--- START ---
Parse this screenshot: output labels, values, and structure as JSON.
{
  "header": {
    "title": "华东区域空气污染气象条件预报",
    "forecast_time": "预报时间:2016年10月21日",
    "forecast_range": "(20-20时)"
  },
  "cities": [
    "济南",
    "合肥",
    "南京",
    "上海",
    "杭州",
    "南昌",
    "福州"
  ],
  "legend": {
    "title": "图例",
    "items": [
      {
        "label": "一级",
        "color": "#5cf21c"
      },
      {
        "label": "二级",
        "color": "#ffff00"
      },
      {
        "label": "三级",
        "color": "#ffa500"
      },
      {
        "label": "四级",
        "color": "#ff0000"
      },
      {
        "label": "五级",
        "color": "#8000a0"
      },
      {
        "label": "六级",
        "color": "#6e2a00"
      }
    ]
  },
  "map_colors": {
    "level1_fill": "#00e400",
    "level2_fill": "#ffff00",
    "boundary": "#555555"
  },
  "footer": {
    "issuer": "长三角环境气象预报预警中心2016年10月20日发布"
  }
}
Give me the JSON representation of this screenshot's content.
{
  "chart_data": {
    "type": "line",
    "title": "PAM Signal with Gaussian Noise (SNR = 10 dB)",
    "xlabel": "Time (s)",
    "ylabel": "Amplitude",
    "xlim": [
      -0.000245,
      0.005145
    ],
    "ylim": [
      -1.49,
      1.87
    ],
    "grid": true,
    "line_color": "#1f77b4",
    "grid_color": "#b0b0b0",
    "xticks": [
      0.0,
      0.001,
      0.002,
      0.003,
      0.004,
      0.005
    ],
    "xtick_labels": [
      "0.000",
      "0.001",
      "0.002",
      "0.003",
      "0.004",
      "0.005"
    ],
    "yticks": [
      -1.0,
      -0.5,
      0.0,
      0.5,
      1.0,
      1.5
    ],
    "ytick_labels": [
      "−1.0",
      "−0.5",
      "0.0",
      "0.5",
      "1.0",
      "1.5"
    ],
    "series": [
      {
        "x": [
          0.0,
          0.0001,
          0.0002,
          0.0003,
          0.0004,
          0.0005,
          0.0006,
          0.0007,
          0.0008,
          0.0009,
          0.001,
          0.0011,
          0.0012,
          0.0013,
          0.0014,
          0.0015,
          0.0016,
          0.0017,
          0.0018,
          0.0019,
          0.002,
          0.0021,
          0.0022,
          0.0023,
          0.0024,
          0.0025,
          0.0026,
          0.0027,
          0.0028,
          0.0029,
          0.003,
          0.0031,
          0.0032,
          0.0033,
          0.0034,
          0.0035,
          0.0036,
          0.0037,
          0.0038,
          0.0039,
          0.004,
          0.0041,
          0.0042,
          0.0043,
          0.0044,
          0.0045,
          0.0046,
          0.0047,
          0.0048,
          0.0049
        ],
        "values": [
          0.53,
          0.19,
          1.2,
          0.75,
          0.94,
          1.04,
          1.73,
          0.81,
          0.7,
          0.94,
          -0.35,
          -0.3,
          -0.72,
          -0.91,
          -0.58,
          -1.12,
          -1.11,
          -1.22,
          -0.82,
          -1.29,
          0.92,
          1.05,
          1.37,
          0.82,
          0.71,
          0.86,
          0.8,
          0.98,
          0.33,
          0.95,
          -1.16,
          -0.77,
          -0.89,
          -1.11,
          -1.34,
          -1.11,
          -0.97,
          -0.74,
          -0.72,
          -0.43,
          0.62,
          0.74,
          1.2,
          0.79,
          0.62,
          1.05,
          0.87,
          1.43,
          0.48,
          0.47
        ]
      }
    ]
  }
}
--- END ---
What needs to be done: Copy out every line of the material above that mentions the word "screenshot".

Solution below:
Parse this screenshot: output labels, values, and structure as JSON.
Give me the JSON representation of this screenshot's content.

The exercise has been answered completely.